**Objective**
Without altering anything, output the material below.

(Structured figure records)
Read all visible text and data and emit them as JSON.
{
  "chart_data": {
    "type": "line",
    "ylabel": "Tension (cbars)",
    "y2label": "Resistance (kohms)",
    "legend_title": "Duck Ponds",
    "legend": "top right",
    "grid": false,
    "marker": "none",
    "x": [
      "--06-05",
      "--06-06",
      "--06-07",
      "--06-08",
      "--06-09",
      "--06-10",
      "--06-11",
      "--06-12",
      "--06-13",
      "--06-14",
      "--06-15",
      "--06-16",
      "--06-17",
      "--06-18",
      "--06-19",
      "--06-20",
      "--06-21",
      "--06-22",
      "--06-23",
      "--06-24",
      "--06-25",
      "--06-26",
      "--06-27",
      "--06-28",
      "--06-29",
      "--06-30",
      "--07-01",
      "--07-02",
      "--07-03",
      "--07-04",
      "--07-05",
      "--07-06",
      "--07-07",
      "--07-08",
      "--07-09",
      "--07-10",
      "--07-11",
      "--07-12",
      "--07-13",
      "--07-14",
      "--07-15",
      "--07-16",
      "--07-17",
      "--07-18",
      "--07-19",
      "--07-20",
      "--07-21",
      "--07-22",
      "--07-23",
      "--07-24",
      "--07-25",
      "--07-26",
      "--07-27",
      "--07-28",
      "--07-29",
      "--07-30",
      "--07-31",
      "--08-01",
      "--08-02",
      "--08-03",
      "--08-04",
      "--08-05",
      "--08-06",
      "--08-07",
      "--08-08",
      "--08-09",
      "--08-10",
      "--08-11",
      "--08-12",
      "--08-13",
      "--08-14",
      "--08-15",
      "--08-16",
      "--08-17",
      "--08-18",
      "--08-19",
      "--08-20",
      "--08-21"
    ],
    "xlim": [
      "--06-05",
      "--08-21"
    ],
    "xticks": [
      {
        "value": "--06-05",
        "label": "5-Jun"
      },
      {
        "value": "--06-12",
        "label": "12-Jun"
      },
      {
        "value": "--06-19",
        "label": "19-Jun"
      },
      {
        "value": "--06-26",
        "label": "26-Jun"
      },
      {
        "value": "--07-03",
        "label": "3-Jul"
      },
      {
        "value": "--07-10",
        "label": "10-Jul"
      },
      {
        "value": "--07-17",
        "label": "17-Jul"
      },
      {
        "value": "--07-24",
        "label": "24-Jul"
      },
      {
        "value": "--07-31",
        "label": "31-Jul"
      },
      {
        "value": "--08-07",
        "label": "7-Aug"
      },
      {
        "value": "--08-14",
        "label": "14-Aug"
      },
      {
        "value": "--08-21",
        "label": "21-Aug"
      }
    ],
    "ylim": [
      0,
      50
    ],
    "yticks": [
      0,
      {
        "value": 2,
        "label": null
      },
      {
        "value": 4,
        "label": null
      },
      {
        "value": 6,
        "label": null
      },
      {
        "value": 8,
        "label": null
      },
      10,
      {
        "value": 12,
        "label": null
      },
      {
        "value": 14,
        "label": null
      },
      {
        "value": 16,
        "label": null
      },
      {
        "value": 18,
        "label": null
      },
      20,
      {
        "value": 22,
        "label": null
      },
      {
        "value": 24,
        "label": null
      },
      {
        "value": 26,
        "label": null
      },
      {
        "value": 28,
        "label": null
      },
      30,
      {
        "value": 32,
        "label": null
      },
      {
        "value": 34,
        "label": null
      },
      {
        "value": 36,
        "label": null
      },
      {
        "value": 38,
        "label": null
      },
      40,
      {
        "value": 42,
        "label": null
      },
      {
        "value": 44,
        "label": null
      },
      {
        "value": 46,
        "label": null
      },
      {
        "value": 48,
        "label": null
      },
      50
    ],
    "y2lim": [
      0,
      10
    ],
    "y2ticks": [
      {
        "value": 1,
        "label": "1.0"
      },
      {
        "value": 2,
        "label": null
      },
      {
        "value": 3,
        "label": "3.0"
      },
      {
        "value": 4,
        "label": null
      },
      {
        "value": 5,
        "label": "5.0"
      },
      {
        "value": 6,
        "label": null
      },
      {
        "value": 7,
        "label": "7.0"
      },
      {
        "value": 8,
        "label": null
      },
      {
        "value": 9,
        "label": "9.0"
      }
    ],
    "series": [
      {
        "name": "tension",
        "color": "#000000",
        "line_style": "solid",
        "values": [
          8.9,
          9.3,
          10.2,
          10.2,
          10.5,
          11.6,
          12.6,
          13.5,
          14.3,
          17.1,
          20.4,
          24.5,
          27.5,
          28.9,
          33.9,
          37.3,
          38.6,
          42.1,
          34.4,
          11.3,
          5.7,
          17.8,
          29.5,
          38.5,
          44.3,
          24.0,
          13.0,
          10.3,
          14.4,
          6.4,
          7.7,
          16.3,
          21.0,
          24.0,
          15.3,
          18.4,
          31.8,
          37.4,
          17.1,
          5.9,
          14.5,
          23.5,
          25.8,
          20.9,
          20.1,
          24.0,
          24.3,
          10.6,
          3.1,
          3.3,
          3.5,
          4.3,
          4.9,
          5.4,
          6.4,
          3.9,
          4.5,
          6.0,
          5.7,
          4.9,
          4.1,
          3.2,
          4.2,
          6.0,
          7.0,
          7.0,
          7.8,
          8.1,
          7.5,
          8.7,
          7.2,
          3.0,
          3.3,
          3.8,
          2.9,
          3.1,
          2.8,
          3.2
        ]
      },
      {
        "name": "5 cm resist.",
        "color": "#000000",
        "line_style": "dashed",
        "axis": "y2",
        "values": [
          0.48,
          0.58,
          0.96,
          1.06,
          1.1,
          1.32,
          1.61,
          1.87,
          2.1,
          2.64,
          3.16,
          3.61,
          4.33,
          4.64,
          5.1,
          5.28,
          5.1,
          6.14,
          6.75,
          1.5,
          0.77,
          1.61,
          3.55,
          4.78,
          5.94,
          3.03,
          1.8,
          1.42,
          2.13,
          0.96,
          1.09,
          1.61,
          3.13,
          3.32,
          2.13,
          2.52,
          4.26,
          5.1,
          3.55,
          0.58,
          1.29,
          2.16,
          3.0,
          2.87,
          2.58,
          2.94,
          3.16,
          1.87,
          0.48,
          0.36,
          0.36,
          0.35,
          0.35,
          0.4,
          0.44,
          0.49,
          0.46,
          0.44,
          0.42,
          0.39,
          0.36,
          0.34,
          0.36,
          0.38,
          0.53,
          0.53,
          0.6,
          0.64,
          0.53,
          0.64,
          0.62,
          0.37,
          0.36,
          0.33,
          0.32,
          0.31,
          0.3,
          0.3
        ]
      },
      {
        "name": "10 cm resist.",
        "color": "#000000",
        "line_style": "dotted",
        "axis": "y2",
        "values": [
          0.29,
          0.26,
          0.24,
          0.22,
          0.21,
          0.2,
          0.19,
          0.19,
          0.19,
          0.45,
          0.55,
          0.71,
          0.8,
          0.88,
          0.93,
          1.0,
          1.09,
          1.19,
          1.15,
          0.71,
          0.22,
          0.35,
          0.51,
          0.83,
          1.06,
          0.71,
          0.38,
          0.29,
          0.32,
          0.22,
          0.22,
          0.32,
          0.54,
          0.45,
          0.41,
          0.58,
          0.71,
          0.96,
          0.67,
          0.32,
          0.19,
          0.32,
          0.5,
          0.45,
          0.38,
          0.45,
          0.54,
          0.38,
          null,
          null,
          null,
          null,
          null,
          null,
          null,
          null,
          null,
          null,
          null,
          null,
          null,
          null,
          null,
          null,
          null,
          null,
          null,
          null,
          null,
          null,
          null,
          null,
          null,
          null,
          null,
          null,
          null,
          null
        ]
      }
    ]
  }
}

**Written answer**
Read all visible text and data and emit them as JSON.
{
  "chart_data": {
    "type": "line",
    "ylabel": "Tension (cbars)",
    "y2label": "Resistance (kohms)",
    "legend_title": "Duck Ponds",
    "legend": "top right",
    "grid": false,
    "marker": "none",
    "x": [
      "--06-05",
      "--06-06",
      "--06-07",
      "--06-08",
      "--06-09",
      "--06-10",
      "--06-11",
      "--06-12",
      "--06-13",
      "--06-14",
      "--06-15",
      "--06-16",
      "--06-17",
      "--06-18",
      "--06-19",
      "--06-20",
      "--06-21",
      "--06-22",
      "--06-23",
      "--06-24",
      "--06-25",
      "--06-26",
      "--06-27",
      "--06-28",
      "--06-29",
      "--06-30",
      "--07-01",
      "--07-02",
      "--07-03",
      "--07-04",
      "--07-05",
      "--07-06",
      "--07-07",
      "--07-08",
      "--07-09",
      "--07-10",
      "--07-11",
      "--07-12",
      "--07-13",
      "--07-14",
      "--07-15",
      "--07-16",
      "--07-17",
      "--07-18",
      "--07-19",
      "--07-20",
      "--07-21",
      "--07-22",
      "--07-23",
      "--07-24",
      "--07-25",
      "--07-26",
      "--07-27",
      "--07-28",
      "--07-29",
      "--07-30",
      "--07-31",
      "--08-01",
      "--08-02",
      "--08-03",
      "--08-04",
      "--08-05",
      "--08-06",
      "--08-07",
      "--08-08",
      "--08-09",
      "--08-10",
      "--08-11",
      "--08-12",
      "--08-13",
      "--08-14",
      "--08-15",
      "--08-16",
      "--08-17",
      "--08-18",
      "--08-19",
      "--08-20",
      "--08-21"
    ],
    "xlim": [
      "--06-05",
      "--08-21"
    ],
    "xticks": [
      {
        "value": "--06-05",
        "label": "5-Jun"
      },
      {
        "value": "--06-12",
        "label": "12-Jun"
      },
      {
        "value": "--06-19",
        "label": "19-Jun"
      },
      {
        "value": "--06-26",
        "label": "26-Jun"
      },
      {
        "value": "--07-03",
        "label": "3-Jul"
      },
      {
        "value": "--07-10",
        "label": "10-Jul"
      },
      {
        "value": "--07-17",
        "label": "17-Jul"
      },
      {
        "value": "--07-24",
        "label": "24-Jul"
      },
      {
        "value": "--07-31",
        "label": "31-Jul"
      },
      {
        "value": "--08-07",
        "label": "7-Aug"
      },
      {
        "value": "--08-14",
        "label": "14-Aug"
      },
      {
        "value": "--08-21",
        "label": "21-Aug"
      }
    ],
    "ylim": [
      0,
      50
    ],
    "yticks": [
      0,
      {
        "value": 2,
        "label": null
      },
      {
        "value": 4,
        "label": null
      },
      {
        "value": 6,
        "label": null
      },
      {
        "value": 8,
        "label": null
      },
      10,
      {
        "value": 12,
        "label": null
      },
      {
        "value": 14,
        "label": null
      },
      {
        "value": 16,
        "label": null
      },
      {
        "value": 18,
        "label": null
      },
      20,
      {
        "value": 22,
        "label": null
      },
      {
        "value": 24,
        "label": null
      },
      {
        "value": 26,
        "label": null
      },
      {
        "value": 28,
        "label": null
      },
      30,
      {
        "value": 32,
        "label": null
      },
      {
        "value": 34,
        "label": null
      },
      {
        "value": 36,
        "label": null
      },
      {
        "value": 38,
        "label": null
      },
      40,
      {
        "value": 42,
        "label": null
      },
      {
        "value": 44,
        "label": null
      },
      {
        "value": 46,
        "label": null
      },
      {
        "value": 48,
        "label": null
      },
      50
    ],
    "y2lim": [
      0,
      10
    ],
    "y2ticks": [
      {
        "value": 1,
        "label": "1.0"
      },
      {
        "value": 2,
        "label": null
      },
      {
        "value": 3,
        "label": "3.0"
      },
      {
        "value": 4,
        "label": null
      },
      {
        "value": 5,
        "label": "5.0"
      },
      {
        "value": 6,
        "label": null
      },
      {
        "value": 7,
        "label": "7.0"
      },
      {
        "value": 8,
        "label": null
      },
      {
        "value": 9,
        "label": "9.0"
      }
    ],
    "series": [
      {
        "name": "tension",
        "color": "#000000",
        "line_style": "solid",
        "values": [
          8.9,
          9.3,
          10.2,
          10.2,
          10.5,
          11.6,
          12.6,
          13.5,
          14.3,
          17.1,
          20.4,
          24.5,
          27.5,
          28.9,
          33.9,
          37.3,
          38.6,
          42.1,
          34.4,
          11.3,
          5.7,
          17.8,
          29.5,
          38.5,
          44.3,
          24.0,
          13.0,
          10.3,
          14.4,
          6.4,
          7.7,
          16.3,
          21.0,
          24.0,
          15.3,
          18.4,
          31.8,
          37.4,
          17.1,
          5.9,
          14.5,
          23.5,
          25.8,
          20.9,
          20.1,
          24.0,
          24.3,
          10.6,
          3.1,
          3.3,
          3.5,
          4.3,
          4.9,
          5.4,
          6.4,
          3.9,
          4.5,
          6.0,
          5.7,
          4.9,
          4.1,
          3.2,
          4.2,
          6.0,
          7.0,
          7.0,
          7.8,
          8.1,
          7.5,
          8.7,
          7.2,
          3.0,
          3.3,
          3.8,
          2.9,
          3.1,
          2.8,
          3.2
        ]
      },
      {
        "name": "5 cm resist.",
        "color": "#000000",
        "line_style": "dashed",
        "axis": "y2",
        "values": [
          0.48,
          0.58,
          0.96,
          1.06,
          1.1,
          1.32,
          1.61,
          1.87,
          2.1,
          2.64,
          3.16,
          3.61,
          4.33,
          4.64,
          5.1,
          5.28,
          5.1,
          6.14,
          6.75,
          1.5,
          0.77,
          1.61,
          3.55,
          4.78,
          5.94,
          3.03,
          1.8,
          1.42,
          2.13,
          0.96,
          1.09,
          1.61,
          3.13,
          3.32,
          2.13,
          2.52,
          4.26,
          5.1,
          3.55,
          0.58,
          1.29,
          2.16,
          3.0,
          2.87,
          2.58,
          2.94,
          3.16,
          1.87,
          0.48,
          0.36,
          0.36,
          0.35,
          0.35,
          0.4,
          0.44,
          0.49,
          0.46,
          0.44,
          0.42,
          0.39,
          0.36,
          0.34,
          0.36,
          0.38,
          0.53,
          0.53,
          0.6,
          0.64,
          0.53,
          0.64,
          0.62,
          0.37,
          0.36,
          0.33,
          0.32,
          0.31,
          0.3,
          0.3
        ]
      },
      {
        "name": "10 cm resist.",
        "color": "#000000",
        "line_style": "dotted",
        "axis": "y2",
        "values": [
          0.29,
          0.26,
          0.24,
          0.22,
          0.21,
          0.2,
          0.19,
          0.19,
          0.19,
          0.45,
          0.55,
          0.71,
          0.8,
          0.88,
          0.93,
          1.0,
          1.09,
          1.19,
          1.15,
          0.71,
          0.22,
          0.35,
          0.51,
          0.83,
          1.06,
          0.71,
          0.38,
          0.29,
          0.32,
          0.22,
          0.22,
          0.32,
          0.54,
          0.45,
          0.41,
          0.58,
          0.71,
          0.96,
          0.67,
          0.32,
          0.19,
          0.32,
          0.5,
          0.45,
          0.38,
          0.45,
          0.54,
          0.38,
          null,
          null,
          null,
          null,
          null,
          null,
          null,
          null,
          null,
          null,
          null,
          null,
          null,
          null,
          null,
          null,
          null,
          null,
          null,
          null,
          null,
          null,
          null,
          null,
          null,
          null,
          null,
          null,
          null,
          null
        ]
      }
    ]
  }
}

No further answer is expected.